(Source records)
-=-=-=-=-

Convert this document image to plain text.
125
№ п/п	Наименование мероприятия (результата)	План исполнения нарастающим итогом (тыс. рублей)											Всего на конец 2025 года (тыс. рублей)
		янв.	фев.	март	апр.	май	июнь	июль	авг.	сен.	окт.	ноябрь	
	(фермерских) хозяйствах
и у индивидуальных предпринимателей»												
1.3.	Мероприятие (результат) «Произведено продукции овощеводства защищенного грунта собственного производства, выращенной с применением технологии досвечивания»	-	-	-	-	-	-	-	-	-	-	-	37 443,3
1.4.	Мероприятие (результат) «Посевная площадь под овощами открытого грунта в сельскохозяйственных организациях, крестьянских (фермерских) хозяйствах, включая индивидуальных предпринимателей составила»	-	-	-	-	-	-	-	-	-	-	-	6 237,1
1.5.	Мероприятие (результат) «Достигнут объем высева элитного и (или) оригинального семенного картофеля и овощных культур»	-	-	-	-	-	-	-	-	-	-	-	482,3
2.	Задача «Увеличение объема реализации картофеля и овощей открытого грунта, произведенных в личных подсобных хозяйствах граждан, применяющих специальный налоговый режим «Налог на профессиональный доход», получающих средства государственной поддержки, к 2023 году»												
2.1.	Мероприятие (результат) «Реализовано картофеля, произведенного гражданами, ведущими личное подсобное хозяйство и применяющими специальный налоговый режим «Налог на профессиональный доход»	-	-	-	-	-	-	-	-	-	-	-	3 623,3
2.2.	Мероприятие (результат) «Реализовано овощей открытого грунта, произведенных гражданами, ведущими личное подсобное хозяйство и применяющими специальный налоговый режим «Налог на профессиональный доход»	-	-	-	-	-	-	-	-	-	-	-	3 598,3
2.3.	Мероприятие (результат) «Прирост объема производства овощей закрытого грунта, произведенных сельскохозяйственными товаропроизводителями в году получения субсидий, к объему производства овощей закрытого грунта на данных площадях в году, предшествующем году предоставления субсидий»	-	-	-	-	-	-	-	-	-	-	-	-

-=-=-=-=-

Quote all the records exactly, please, leaving none out.

Convert this document image to plain text.
125
№ п/п	Наименование мероприятия (результата)	План исполнения нарастающим итогом (тыс. рублей)											Всего на конец 2025 года (тыс. рублей)
		янв.	фев.	март	апр.	май	июнь	июль	авг.	сен.	окт.	ноябрь	
	(фермерских) хозяйствах
и у индивидуальных предпринимателей»												
1.3.	Мероприятие (результат) «Произведено продукции овощеводства защищенного грунта собственного производства, выращенной с применением технологии досвечивания»	-	-	-	-	-	-	-	-	-	-	-	37 443,3
1.4.	Мероприятие (результат) «Посевная площадь под овощами открытого грунта в сельскохозяйственных организациях, крестьянских (фермерских) хозяйствах, включая индивидуальных предпринимателей составила»	-	-	-	-	-	-	-	-	-	-	-	6 237,1
1.5.	Мероприятие (результат) «Достигнут объем высева элитного и (или) оригинального семенного картофеля и овощных культур»	-	-	-	-	-	-	-	-	-	-	-	482,3
2.	Задача «Увеличение объема реализации картофеля и овощей открытого грунта, произведенных в личных подсобных хозяйствах граждан, применяющих специальный налоговый режим «Налог на профессиональный доход», получающих средства государственной поддержки, к 2023 году»												
2.1.	Мероприятие (результат) «Реализовано картофеля, произведенного гражданами, ведущими личное подсобное хозяйство и применяющими специальный налоговый режим «Налог на профессиональный доход»	-	-	-	-	-	-	-	-	-	-	-	3 623,3
2.2.	Мероприятие (результат) «Реализовано овощей открытого грунта, произведенных гражданами, ведущими личное подсобное хозяйство и применяющими специальный налоговый режим «Налог на профессиональный доход»	-	-	-	-	-	-	-	-	-	-	-	3 598,3
2.3.	Мероприятие (результат) «Прирост объема производства овощей закрытого грунта, произведенных сельскохозяйственными товаропроизводителями в году получения субсидий, к объему производства овощей закрытого грунта на данных площадях в году, предшествующем году предоставления субсидий»	-	-	-	-	-	-	-	-	-	-	-	-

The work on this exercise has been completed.